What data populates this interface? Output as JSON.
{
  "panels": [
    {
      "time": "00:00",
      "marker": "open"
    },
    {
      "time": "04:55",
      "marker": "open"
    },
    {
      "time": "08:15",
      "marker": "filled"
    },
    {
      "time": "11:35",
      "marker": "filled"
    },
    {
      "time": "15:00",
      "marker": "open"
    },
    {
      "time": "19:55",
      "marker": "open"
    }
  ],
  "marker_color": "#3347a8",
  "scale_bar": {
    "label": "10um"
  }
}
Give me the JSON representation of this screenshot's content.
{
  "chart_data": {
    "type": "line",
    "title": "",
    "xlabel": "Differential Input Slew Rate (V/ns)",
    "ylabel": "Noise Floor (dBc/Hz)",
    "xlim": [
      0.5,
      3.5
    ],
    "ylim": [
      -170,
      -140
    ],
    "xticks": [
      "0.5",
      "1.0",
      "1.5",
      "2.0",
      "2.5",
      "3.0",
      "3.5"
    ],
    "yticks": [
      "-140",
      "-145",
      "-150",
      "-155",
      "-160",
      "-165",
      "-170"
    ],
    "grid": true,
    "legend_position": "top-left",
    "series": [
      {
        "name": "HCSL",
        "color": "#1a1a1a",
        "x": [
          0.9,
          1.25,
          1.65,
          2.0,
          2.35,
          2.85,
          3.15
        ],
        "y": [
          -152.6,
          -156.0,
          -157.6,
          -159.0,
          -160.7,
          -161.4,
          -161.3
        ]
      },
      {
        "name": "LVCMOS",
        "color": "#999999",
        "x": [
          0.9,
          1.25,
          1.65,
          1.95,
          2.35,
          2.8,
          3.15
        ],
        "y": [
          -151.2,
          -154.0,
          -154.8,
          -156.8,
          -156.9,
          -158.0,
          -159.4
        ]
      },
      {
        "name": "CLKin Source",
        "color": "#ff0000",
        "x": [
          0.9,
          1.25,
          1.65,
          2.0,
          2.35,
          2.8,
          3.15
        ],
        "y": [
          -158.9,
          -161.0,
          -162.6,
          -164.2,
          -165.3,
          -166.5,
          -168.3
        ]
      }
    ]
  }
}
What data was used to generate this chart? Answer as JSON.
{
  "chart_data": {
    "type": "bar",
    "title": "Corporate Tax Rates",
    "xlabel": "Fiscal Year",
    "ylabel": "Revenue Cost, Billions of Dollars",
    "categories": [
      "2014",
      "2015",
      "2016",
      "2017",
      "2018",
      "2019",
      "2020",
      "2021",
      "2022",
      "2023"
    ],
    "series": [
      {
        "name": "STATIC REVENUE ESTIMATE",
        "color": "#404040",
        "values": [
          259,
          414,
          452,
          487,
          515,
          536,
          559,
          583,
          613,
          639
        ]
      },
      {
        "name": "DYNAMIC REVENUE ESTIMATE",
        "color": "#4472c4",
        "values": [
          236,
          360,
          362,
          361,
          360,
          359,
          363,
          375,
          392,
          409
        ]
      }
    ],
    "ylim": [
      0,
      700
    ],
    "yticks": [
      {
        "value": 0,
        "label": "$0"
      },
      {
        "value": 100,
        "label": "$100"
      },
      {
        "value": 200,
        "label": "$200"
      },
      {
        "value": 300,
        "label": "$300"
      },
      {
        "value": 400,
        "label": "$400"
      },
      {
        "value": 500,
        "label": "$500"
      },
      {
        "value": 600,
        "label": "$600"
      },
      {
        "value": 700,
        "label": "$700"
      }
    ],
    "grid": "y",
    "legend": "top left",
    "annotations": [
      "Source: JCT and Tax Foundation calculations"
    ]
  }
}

--

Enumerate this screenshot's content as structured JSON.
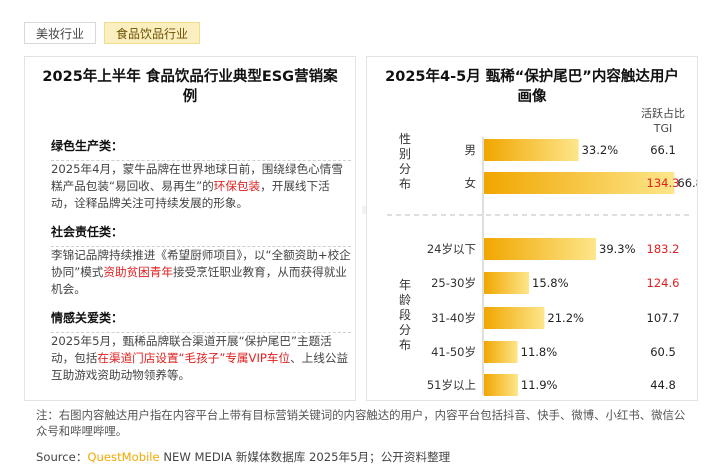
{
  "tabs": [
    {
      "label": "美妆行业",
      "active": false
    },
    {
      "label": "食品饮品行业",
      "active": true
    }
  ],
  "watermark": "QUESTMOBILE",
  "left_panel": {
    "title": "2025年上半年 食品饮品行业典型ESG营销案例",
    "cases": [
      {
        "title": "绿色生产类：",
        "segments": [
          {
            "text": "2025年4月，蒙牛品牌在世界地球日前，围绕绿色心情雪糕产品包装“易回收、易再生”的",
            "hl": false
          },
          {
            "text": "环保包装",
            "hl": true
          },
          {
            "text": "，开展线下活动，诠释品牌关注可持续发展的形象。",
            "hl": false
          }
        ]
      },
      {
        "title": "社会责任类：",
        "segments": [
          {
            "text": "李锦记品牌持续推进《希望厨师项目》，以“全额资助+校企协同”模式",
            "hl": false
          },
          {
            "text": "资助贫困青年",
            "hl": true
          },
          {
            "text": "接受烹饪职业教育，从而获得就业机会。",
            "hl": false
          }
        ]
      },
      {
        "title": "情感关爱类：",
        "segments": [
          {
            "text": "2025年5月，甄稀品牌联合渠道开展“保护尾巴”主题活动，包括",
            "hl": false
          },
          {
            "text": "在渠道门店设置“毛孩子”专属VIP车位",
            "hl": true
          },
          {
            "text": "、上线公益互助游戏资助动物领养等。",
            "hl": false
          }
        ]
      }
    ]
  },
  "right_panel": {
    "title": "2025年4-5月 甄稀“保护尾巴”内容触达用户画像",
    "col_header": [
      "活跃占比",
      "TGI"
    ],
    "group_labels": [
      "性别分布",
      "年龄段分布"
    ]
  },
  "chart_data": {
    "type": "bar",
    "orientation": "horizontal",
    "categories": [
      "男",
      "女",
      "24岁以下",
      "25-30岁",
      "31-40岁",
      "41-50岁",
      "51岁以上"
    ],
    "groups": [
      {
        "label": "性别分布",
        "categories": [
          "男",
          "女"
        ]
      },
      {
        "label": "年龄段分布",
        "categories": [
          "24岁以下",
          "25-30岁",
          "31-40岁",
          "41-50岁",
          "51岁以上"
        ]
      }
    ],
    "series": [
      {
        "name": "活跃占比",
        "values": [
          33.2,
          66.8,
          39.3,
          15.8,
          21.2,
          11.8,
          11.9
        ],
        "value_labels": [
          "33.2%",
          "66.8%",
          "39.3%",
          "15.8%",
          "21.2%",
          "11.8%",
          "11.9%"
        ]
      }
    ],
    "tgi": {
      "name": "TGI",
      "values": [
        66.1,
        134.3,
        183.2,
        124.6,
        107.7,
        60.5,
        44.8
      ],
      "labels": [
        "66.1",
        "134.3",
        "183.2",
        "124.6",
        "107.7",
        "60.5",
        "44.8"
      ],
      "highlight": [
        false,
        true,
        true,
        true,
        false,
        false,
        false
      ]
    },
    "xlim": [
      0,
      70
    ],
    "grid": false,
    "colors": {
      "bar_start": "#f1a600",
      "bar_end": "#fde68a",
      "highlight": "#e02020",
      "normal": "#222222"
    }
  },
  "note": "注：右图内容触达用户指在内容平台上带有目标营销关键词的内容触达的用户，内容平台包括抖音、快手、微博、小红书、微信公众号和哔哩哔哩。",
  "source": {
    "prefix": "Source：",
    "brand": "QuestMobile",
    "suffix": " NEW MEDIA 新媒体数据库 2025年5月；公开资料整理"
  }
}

Brief >>
Search the records for the word "time", then list every line that has it.

Result of the task >>
      "time": "00:00",
      "time": "04:55",
      "time": "08:15",
      "time": "11:35",
      "time": "15:00",
      "time": "19:55",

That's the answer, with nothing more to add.